Collection entries
=-=-=-=-=

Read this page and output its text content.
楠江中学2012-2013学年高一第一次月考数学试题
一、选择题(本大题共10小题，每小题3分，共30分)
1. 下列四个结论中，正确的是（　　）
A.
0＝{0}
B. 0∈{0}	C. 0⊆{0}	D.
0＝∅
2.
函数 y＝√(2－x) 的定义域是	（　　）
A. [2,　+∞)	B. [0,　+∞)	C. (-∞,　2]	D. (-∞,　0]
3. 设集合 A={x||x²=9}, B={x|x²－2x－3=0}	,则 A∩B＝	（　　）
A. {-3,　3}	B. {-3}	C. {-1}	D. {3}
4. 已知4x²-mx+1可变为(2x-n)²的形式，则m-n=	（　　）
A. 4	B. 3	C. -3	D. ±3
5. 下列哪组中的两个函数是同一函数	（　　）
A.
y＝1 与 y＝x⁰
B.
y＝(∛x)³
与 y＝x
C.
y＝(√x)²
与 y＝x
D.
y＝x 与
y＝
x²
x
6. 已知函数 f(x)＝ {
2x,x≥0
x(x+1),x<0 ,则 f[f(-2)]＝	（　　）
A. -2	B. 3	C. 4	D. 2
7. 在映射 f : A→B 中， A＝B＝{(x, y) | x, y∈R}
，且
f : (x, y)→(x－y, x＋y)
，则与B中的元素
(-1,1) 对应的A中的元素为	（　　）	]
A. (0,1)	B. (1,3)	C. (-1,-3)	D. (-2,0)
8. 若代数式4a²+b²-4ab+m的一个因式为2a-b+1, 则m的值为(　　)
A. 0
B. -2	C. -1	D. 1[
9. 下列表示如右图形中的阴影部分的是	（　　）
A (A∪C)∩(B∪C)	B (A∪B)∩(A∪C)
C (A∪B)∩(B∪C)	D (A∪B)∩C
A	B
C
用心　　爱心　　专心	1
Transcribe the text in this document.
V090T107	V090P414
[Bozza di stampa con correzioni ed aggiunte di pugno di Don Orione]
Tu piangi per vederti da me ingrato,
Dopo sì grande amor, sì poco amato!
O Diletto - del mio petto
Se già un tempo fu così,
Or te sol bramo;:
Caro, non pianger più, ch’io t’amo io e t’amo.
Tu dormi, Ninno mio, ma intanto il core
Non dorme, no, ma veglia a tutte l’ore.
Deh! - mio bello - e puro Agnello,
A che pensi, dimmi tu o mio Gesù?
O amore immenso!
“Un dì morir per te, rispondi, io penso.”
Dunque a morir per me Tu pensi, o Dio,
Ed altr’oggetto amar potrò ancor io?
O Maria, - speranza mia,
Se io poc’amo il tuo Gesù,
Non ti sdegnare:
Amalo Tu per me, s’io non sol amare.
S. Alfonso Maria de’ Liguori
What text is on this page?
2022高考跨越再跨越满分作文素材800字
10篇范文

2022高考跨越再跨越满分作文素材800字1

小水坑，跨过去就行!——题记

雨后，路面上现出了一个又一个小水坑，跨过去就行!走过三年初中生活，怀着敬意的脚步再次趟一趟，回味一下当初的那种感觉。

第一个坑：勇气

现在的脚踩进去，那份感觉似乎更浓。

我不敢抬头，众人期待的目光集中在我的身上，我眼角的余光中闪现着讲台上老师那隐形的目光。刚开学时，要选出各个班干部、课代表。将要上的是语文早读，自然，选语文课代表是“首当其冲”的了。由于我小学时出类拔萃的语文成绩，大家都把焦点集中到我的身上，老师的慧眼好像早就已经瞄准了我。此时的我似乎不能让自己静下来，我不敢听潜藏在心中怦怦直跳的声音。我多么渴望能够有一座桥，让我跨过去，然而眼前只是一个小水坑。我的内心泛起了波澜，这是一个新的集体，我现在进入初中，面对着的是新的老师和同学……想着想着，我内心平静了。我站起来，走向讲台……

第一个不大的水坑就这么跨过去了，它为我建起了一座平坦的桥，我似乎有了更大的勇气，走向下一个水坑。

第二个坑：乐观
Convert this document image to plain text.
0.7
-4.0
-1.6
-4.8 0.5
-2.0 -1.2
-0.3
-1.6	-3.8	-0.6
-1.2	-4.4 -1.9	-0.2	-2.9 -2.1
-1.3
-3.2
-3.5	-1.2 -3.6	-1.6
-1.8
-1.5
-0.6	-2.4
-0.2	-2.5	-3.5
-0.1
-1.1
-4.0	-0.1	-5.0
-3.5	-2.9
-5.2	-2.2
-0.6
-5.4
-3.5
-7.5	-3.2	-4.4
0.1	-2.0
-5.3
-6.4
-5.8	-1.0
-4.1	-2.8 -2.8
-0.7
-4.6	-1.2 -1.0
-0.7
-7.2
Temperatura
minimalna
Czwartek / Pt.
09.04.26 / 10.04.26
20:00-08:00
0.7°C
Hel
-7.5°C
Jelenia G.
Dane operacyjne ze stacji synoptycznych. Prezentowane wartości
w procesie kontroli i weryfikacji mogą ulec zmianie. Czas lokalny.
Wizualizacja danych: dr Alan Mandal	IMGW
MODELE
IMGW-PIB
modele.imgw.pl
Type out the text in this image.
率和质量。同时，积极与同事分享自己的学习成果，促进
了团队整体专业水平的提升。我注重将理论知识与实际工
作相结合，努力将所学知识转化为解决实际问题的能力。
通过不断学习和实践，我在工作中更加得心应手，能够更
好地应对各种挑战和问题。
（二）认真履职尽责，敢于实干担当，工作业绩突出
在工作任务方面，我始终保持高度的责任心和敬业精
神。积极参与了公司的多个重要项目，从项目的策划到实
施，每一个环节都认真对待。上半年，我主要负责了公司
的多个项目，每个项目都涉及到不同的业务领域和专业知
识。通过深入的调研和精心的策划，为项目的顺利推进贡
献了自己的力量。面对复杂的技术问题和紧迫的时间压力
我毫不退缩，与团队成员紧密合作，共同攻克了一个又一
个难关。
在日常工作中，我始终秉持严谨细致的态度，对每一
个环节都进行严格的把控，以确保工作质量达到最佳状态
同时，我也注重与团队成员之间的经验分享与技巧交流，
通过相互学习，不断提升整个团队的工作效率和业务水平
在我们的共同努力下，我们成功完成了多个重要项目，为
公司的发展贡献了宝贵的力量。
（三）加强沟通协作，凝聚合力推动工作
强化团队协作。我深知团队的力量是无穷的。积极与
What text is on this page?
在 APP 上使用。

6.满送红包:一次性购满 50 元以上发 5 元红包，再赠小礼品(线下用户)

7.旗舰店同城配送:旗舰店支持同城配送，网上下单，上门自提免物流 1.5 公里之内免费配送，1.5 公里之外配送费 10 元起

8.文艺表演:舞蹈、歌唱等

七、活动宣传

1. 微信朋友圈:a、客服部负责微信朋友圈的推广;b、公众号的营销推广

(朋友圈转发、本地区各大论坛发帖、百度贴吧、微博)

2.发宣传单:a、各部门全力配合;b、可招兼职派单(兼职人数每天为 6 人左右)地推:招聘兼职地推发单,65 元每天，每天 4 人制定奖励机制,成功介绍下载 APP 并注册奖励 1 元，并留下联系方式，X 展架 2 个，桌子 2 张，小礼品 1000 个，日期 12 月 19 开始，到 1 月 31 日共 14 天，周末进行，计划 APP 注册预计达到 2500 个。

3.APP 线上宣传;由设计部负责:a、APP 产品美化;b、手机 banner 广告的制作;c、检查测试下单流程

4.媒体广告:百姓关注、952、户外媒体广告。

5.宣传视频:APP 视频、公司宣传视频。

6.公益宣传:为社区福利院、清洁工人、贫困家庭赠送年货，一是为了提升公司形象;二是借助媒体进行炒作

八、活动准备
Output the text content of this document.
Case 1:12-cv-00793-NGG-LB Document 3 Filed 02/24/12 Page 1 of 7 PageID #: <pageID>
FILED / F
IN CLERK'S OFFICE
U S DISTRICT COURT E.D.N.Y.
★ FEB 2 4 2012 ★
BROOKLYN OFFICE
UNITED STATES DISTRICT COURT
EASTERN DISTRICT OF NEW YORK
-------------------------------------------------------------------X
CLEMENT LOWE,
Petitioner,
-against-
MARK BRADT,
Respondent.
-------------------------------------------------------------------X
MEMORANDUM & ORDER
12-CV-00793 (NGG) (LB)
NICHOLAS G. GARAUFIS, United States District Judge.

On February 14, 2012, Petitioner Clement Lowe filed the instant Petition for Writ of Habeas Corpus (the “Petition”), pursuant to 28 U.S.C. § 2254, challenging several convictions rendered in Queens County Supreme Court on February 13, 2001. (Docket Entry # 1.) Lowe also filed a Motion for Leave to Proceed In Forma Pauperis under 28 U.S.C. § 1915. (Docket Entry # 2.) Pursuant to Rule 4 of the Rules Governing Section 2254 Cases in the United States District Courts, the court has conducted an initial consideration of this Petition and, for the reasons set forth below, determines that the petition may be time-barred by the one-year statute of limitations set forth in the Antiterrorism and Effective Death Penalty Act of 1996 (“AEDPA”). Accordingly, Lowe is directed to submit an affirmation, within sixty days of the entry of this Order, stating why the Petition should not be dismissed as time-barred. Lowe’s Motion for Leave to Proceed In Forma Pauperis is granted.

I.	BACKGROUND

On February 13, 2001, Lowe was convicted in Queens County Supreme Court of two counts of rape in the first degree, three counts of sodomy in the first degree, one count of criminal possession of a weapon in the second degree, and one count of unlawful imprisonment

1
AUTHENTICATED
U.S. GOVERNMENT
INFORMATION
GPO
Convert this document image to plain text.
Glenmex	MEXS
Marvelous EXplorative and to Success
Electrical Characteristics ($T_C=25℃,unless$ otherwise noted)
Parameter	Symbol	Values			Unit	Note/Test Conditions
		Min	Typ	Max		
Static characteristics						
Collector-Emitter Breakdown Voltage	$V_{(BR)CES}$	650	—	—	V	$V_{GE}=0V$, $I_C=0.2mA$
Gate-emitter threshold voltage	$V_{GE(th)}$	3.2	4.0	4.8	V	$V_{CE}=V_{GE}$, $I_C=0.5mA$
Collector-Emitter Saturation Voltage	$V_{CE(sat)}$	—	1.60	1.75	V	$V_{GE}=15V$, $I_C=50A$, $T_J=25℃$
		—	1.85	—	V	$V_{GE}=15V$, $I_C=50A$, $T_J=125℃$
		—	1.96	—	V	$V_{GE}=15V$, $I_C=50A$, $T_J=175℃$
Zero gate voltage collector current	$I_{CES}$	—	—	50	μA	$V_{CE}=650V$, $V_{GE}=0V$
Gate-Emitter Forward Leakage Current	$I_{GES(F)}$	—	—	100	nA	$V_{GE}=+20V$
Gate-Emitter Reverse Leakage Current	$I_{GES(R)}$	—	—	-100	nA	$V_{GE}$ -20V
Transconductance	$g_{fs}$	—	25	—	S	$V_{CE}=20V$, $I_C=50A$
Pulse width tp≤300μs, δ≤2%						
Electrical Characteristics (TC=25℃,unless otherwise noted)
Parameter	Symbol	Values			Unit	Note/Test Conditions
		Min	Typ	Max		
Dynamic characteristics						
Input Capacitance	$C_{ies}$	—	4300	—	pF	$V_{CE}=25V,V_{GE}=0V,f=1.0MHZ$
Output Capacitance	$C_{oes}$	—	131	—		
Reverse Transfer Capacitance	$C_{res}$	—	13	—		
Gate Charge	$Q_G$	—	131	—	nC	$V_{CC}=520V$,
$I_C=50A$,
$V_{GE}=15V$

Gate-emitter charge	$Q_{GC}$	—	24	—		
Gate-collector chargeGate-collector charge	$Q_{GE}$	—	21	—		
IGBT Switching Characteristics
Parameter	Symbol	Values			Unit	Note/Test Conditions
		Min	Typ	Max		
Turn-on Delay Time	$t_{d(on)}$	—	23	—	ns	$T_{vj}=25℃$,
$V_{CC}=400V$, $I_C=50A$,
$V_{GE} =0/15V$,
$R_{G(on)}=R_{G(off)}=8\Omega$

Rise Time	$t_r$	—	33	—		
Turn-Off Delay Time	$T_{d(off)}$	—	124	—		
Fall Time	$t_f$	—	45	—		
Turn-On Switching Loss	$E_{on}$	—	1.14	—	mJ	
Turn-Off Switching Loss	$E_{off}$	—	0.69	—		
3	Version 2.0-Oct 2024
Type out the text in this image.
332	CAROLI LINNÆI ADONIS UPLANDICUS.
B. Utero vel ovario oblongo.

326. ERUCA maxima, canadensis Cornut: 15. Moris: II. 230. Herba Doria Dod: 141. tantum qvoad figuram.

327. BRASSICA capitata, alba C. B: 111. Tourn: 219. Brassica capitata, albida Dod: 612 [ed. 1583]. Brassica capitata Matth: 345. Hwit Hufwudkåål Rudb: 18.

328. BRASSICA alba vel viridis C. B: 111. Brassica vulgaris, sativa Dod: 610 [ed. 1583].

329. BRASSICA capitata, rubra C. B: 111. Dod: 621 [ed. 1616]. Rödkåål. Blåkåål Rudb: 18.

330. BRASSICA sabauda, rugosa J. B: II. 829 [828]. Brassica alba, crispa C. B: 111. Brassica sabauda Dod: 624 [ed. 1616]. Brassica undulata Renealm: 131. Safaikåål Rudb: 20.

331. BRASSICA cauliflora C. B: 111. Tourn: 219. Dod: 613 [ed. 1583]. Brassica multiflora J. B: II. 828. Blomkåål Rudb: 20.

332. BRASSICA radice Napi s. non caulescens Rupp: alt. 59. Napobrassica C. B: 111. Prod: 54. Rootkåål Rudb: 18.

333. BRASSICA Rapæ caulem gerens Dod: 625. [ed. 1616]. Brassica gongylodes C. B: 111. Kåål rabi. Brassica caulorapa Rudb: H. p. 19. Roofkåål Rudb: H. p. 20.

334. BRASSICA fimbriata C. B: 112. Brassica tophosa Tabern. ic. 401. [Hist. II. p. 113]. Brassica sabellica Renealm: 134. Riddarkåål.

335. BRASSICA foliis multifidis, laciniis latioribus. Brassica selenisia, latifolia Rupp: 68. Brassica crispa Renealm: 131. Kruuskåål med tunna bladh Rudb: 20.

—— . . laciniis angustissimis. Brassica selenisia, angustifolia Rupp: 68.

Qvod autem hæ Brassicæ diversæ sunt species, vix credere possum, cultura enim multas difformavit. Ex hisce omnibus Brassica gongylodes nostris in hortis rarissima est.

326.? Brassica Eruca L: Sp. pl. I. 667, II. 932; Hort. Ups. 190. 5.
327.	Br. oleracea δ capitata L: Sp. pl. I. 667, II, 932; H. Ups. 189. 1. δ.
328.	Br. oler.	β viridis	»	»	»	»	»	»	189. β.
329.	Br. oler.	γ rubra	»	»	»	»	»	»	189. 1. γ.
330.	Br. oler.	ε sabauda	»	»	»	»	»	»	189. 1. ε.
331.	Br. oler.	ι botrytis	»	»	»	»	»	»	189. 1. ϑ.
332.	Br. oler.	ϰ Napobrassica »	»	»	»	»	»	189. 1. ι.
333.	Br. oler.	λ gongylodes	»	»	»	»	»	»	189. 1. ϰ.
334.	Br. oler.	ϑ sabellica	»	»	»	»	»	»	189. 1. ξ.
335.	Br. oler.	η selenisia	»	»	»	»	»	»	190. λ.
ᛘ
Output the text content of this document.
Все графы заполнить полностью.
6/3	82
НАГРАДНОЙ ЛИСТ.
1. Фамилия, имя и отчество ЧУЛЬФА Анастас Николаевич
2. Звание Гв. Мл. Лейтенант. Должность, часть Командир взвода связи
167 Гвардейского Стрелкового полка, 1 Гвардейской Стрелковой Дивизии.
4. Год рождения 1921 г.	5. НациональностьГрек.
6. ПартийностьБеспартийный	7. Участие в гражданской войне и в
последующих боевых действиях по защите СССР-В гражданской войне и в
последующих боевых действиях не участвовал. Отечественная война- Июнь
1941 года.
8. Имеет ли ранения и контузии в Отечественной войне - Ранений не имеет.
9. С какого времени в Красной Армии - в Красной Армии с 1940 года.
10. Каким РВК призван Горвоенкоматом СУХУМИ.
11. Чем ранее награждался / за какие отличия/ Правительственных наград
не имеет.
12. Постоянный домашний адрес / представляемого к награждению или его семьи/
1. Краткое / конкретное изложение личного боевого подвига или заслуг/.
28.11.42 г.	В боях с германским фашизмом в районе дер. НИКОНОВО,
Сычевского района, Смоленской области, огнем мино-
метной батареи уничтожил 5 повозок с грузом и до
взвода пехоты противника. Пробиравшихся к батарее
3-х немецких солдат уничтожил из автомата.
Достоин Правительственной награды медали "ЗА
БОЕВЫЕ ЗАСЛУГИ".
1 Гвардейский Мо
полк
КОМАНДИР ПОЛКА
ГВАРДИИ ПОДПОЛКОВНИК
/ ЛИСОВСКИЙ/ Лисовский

=-=-=-=-=

Task statement - Copy out each line of the entries that holds "взвода".

Correct output -
2. Звание Гв. Мл. Лейтенант. Должность, часть Командир взвода связи
взвода пехоты противника. Пробиравшихся к батарее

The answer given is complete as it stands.